Do not include the pictures; repeat the rest of the data exactly.

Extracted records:
(begin)

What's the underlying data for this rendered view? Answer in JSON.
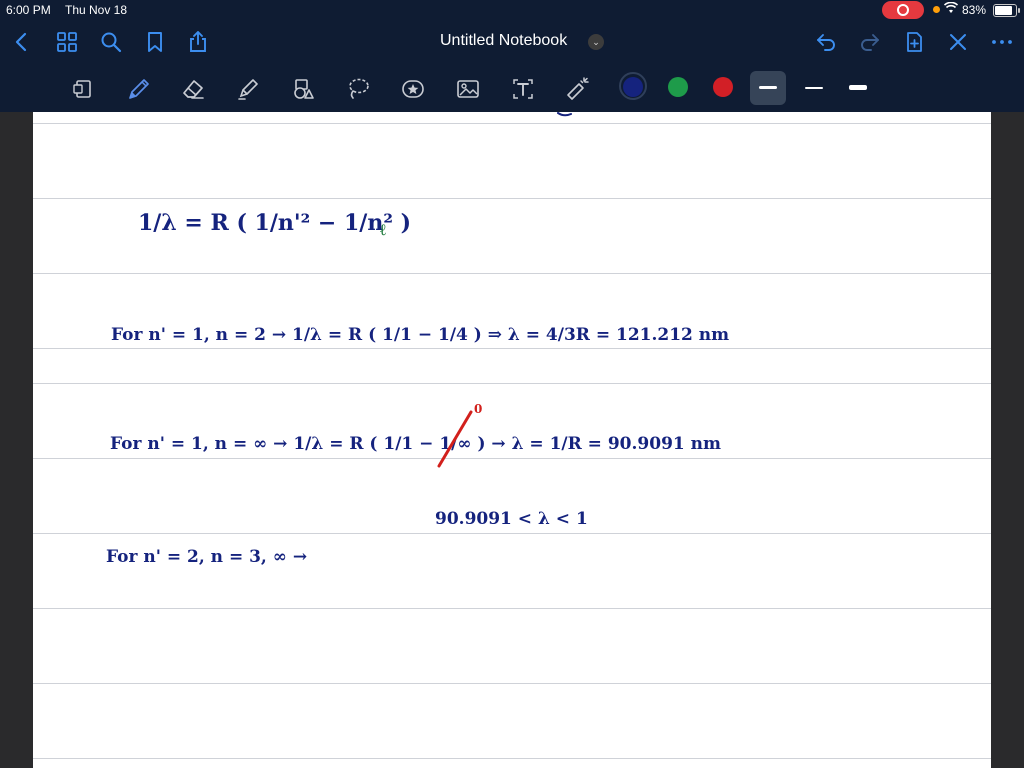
{
  "status": {
    "time": "6:00 PM",
    "date": "Thu Nov 18",
    "battery": "83%"
  },
  "document": {
    "title": "Untitled Notebook"
  },
  "colors": {
    "navy": "#15237e",
    "green": "#1e7a3c",
    "red": "#d2201c",
    "accent": "#3c8ef0"
  },
  "notes": {
    "formula": "1/λ = R ( 1/n'² − 1/n² )",
    "line1": "For n' = 1, n = 2 → 1/λ = R ( 1/1 − 1/4 ) ⇒ λ = 4/3R = 121.212 nm",
    "line2": "For n' = 1, n = ∞ → 1/λ = R ( 1/1 − 1/∞ ) → λ = 1/R = 90.9091 nm",
    "red_zero": "0",
    "range": "90.9091 < λ < 1",
    "line3": "For n' = 2, n = 3, ∞ →"
  }
}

(end)

- **IN RESPONSE**:
What's the underlying data for this rendered view? Answer in JSON.
{
  "status": {
    "time": "6:00 PM",
    "date": "Thu Nov 18",
    "battery": "83%"
  },
  "document": {
    "title": "Untitled Notebook"
  },
  "colors": {
    "navy": "#15237e",
    "green": "#1e7a3c",
    "red": "#d2201c",
    "accent": "#3c8ef0"
  },
  "notes": {
    "formula": "1/λ = R ( 1/n'² − 1/n² )",
    "line1": "For n' = 1, n = 2 → 1/λ = R ( 1/1 − 1/4 ) ⇒ λ = 4/3R = 121.212 nm",
    "line2": "For n' = 1, n = ∞ → 1/λ = R ( 1/1 − 1/∞ ) → λ = 1/R = 90.9091 nm",
    "red_zero": "0",
    "range": "90.9091 < λ < 1",
    "line3": "For n' = 2, n = 3, ∞ →"
  }
}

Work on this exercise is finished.